• AIM: Count how many lines below include the string "bridesmaid", and give that number without anything else.

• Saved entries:

# # #

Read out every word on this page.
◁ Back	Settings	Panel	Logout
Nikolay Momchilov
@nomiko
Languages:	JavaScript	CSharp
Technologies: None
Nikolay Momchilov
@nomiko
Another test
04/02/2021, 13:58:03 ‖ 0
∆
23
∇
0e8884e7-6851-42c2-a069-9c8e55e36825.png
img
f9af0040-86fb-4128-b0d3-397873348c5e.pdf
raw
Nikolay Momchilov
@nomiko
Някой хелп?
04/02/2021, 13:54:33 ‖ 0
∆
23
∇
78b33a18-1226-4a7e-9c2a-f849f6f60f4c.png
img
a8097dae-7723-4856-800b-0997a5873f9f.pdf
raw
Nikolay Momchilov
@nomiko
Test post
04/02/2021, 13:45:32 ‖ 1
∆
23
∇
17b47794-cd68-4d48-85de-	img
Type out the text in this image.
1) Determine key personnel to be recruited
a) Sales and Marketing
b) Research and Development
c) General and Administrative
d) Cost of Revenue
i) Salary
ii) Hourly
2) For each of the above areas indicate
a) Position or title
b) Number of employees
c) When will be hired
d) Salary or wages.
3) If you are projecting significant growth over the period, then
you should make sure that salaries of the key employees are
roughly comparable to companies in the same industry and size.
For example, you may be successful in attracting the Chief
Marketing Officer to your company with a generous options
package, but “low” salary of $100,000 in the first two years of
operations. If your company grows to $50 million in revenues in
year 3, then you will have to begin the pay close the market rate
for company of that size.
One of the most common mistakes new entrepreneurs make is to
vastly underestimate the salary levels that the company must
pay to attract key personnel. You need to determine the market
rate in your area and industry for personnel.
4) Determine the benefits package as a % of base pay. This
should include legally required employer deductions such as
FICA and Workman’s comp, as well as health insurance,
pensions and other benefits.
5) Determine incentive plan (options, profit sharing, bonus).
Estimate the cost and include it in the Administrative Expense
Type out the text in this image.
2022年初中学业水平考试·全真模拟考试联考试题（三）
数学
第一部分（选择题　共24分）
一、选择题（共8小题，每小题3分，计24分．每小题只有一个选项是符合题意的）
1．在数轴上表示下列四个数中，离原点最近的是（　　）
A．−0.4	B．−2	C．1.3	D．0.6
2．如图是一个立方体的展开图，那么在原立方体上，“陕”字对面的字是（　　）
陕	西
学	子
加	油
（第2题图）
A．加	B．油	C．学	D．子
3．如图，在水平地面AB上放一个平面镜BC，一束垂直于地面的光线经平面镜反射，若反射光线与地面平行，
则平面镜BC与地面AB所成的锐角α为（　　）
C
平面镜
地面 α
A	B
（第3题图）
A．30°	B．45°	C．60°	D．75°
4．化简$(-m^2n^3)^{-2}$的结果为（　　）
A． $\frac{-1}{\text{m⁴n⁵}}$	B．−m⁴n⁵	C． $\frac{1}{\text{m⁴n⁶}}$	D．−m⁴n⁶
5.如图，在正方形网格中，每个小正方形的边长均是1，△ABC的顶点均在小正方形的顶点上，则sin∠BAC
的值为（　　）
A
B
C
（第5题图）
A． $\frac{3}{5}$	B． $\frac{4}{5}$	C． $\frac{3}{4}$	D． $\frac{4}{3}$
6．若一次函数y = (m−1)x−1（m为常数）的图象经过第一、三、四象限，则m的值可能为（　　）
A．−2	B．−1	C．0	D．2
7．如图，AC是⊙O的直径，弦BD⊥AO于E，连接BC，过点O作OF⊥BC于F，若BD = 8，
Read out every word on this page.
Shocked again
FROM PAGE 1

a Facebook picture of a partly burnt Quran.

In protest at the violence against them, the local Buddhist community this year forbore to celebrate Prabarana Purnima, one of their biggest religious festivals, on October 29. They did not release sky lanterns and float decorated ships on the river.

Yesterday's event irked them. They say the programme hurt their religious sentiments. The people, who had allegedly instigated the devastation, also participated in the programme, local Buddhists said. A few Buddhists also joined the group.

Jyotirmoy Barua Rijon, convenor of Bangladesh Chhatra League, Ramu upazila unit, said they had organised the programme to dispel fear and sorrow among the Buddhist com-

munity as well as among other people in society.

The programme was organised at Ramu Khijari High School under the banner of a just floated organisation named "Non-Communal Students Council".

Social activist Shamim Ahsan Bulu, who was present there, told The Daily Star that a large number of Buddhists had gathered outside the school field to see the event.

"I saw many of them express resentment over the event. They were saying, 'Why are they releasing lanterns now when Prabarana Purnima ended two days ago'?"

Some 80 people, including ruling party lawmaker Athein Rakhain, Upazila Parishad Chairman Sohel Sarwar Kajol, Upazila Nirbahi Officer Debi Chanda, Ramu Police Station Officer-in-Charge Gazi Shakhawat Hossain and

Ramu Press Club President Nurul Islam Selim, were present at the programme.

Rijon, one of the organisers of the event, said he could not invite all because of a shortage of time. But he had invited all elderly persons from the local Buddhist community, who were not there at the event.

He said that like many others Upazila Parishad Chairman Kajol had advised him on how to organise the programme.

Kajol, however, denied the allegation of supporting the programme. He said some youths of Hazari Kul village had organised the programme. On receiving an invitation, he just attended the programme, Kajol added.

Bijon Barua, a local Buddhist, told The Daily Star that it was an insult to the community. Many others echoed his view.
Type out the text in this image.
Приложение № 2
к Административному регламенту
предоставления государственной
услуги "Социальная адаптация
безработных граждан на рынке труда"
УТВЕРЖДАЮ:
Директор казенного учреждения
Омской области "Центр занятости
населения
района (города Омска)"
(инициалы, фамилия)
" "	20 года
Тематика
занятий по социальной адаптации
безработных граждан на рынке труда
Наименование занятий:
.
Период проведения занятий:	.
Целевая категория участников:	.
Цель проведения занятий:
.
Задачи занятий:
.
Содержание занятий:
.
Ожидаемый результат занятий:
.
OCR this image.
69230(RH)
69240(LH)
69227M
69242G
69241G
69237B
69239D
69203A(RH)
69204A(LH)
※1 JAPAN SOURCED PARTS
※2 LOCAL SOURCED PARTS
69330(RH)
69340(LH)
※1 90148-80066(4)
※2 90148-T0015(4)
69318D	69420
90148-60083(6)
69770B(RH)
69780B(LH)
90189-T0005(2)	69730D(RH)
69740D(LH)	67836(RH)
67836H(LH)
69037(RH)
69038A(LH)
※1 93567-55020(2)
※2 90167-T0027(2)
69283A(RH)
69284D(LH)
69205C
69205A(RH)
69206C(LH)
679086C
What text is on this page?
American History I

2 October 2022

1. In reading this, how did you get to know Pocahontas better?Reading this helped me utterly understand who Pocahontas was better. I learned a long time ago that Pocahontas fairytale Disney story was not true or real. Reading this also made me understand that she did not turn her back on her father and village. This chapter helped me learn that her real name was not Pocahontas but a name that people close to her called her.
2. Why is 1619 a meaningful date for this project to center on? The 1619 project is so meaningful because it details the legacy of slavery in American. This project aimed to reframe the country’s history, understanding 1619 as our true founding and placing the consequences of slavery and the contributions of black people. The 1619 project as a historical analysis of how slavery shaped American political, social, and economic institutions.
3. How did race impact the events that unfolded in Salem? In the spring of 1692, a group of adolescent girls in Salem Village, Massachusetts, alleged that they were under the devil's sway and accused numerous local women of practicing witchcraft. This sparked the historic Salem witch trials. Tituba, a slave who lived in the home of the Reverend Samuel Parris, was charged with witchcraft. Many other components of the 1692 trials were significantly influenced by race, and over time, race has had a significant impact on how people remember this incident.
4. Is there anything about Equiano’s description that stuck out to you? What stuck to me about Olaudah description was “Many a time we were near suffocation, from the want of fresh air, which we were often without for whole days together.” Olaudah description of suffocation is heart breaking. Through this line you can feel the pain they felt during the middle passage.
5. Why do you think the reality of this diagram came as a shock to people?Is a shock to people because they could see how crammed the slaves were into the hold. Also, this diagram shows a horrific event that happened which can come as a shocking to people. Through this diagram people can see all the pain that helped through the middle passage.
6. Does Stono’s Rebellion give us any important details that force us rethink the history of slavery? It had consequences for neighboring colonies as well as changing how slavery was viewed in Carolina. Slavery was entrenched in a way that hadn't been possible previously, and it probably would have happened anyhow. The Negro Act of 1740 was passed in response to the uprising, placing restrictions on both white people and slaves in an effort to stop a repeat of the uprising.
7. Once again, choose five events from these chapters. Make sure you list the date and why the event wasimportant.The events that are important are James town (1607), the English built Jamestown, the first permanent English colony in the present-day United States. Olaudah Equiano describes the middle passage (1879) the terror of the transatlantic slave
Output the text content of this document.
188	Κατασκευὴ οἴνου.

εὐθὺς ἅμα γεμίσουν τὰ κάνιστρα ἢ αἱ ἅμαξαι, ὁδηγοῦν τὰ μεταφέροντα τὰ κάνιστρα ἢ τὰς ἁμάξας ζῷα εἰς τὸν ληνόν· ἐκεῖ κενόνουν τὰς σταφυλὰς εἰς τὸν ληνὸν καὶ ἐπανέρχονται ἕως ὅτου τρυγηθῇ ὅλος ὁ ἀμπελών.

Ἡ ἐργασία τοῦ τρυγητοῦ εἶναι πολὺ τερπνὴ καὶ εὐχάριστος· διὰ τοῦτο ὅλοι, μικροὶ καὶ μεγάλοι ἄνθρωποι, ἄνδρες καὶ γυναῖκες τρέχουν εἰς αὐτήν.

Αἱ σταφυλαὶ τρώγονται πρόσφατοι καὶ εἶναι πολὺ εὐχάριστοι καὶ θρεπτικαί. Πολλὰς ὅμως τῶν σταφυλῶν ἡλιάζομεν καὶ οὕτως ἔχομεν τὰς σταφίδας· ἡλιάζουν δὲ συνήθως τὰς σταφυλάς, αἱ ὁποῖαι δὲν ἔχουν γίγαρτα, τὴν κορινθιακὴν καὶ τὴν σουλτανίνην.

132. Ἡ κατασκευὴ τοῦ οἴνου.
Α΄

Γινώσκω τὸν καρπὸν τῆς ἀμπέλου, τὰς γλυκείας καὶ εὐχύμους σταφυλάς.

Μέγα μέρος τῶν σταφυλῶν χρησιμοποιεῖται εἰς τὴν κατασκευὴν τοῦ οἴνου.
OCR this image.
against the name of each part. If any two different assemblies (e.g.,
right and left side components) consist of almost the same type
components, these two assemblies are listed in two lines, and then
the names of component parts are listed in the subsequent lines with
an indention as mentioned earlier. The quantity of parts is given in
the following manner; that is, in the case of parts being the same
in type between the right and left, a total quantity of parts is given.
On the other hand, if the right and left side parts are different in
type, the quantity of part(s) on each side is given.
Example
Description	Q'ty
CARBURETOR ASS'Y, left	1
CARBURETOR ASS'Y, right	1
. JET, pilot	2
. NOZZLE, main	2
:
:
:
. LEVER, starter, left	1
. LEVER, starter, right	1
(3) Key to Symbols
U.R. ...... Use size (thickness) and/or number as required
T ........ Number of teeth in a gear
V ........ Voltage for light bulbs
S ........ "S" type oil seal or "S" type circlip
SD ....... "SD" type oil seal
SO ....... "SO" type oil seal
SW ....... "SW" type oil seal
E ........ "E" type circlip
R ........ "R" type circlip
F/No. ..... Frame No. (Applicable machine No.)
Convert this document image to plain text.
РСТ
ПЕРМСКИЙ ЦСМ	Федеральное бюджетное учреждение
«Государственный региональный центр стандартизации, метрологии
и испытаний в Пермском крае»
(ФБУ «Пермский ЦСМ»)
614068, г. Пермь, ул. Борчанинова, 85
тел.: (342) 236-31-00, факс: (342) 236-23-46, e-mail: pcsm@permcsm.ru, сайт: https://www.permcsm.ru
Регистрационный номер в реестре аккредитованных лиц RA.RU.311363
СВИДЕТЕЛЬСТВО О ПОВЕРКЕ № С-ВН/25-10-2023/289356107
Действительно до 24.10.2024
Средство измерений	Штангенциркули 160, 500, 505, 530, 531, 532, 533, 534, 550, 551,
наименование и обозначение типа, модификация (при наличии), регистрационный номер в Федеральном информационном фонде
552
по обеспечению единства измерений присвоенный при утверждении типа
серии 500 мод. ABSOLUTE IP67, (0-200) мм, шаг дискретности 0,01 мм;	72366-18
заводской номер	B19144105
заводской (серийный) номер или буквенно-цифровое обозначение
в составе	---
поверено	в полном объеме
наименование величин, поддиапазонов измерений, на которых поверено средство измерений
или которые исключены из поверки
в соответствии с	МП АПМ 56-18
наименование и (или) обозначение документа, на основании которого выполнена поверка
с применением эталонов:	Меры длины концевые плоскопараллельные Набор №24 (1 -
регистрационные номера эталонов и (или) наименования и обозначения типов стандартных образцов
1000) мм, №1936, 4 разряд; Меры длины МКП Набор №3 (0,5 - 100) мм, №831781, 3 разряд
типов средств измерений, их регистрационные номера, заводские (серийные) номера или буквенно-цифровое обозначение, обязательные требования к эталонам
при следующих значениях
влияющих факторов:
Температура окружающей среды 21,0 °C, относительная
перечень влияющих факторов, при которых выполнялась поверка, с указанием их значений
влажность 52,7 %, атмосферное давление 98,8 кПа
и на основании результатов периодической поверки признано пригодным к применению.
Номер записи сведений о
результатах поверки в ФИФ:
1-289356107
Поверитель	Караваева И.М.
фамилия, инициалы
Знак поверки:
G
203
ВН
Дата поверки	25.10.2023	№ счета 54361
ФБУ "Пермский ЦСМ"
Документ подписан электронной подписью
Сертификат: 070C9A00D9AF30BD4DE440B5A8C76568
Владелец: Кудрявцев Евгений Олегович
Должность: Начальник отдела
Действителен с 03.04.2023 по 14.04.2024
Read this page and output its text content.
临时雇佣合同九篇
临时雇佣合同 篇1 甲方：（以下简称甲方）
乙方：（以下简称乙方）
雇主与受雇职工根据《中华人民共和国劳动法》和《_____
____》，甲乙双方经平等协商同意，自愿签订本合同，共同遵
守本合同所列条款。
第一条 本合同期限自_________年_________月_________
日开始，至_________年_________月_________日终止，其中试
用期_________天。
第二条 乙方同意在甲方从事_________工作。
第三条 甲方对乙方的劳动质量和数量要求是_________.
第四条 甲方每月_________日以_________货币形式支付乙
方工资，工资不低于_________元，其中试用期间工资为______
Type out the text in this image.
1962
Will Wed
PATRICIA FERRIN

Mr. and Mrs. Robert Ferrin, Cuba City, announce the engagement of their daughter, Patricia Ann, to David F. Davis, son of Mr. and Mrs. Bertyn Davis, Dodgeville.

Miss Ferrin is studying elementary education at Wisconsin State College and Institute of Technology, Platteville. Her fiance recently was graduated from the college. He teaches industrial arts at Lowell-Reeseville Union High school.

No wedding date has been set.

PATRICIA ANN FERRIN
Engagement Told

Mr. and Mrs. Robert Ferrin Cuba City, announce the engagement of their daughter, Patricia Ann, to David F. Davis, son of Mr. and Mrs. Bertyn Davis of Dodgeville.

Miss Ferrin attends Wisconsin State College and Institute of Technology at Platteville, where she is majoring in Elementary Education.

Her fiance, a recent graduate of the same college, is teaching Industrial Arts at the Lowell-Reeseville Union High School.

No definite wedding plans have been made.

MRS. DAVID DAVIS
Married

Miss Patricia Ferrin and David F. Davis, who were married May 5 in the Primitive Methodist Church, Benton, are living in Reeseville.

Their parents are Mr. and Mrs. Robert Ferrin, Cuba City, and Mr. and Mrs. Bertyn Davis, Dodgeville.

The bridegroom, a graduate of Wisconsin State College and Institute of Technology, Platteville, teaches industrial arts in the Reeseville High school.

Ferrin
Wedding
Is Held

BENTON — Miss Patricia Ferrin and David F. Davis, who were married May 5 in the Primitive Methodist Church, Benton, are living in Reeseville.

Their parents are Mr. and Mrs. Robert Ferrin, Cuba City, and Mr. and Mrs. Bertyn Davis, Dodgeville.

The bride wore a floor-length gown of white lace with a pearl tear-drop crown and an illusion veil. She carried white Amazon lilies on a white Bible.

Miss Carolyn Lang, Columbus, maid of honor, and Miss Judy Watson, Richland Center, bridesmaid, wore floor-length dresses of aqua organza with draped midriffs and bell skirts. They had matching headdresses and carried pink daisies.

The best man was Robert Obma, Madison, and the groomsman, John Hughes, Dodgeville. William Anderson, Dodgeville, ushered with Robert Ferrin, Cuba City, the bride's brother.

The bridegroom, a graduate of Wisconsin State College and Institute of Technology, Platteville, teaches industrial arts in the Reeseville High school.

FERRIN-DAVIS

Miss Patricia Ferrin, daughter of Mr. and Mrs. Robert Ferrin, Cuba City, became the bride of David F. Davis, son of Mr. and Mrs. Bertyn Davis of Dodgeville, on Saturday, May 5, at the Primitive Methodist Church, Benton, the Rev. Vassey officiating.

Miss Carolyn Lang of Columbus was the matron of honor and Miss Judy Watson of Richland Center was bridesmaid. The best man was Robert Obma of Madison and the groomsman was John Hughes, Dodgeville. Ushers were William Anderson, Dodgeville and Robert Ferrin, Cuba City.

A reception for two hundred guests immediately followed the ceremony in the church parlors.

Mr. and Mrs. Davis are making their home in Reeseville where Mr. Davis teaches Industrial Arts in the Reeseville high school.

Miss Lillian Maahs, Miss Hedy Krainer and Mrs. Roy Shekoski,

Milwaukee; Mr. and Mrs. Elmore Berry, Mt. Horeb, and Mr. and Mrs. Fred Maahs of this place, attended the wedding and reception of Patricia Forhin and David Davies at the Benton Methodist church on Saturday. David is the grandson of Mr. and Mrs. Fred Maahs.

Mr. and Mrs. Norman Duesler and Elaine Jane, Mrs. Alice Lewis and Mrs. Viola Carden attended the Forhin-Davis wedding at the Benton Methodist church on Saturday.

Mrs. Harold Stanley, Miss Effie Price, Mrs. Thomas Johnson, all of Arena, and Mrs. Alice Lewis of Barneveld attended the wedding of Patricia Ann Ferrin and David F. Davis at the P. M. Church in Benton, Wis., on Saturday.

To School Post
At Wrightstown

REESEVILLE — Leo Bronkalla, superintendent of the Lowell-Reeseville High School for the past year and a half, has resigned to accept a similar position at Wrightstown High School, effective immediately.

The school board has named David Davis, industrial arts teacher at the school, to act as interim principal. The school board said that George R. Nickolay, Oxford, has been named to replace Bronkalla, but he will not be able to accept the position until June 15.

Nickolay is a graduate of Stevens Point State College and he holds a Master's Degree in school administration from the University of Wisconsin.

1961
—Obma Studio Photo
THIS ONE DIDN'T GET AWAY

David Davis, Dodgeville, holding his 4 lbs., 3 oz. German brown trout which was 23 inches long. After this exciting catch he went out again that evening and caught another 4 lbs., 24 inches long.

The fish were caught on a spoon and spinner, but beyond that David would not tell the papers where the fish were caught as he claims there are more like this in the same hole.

# # #

• OUTPUT OF THE EXERCISE: 2